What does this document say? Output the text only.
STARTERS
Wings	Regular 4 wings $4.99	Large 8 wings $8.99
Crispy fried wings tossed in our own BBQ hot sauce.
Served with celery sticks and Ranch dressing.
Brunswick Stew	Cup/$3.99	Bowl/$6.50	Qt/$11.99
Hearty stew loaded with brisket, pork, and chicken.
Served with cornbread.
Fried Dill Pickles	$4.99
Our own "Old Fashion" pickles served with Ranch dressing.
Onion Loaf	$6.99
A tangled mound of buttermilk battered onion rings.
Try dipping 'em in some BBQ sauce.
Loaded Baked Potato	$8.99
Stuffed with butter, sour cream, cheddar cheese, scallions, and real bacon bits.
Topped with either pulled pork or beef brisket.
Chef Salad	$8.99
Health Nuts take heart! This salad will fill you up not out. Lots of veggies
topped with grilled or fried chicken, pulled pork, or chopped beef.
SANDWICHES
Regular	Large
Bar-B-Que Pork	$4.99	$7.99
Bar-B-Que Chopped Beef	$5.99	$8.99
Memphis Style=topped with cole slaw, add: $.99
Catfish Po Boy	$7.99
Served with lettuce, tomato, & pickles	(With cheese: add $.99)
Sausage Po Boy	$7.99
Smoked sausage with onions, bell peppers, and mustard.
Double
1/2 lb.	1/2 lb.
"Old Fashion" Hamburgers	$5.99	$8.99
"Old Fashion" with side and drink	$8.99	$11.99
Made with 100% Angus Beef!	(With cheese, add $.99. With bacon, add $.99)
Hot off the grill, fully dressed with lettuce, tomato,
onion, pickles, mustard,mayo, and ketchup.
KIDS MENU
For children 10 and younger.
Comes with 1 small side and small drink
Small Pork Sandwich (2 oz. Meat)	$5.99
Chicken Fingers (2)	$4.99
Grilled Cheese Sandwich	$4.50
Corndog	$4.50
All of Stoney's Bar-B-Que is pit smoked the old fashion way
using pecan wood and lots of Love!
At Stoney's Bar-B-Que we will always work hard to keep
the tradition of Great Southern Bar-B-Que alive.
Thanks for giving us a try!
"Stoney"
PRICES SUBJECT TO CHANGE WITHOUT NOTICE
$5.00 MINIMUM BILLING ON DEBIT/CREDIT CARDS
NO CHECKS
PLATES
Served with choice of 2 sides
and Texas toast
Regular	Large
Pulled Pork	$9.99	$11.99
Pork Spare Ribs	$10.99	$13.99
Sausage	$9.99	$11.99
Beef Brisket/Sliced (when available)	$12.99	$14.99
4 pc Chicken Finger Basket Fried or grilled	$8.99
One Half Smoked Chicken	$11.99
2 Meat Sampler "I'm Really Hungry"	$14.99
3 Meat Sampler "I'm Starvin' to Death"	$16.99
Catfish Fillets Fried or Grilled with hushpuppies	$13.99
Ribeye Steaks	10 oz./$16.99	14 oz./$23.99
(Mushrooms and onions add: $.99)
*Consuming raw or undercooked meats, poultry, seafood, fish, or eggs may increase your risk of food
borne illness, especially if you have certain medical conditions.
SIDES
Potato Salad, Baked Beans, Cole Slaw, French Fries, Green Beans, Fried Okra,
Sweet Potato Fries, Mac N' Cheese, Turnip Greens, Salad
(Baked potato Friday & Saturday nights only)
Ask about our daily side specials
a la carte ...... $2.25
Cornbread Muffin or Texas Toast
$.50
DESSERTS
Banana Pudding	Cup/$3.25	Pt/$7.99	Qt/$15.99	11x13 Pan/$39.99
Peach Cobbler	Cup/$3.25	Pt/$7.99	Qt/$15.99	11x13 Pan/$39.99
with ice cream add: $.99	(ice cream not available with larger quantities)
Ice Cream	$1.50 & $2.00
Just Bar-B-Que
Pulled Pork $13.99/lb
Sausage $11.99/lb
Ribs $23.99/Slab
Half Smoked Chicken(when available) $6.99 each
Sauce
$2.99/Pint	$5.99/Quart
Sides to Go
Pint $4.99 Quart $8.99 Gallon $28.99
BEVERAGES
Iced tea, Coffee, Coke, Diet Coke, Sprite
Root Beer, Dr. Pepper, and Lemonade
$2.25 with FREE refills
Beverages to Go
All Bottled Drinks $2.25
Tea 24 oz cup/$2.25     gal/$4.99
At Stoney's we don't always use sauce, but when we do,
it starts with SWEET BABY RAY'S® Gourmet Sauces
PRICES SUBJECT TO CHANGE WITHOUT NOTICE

-- -- --

Only the number is wanted: how many lines in the preceding entries hold the string "will"?

2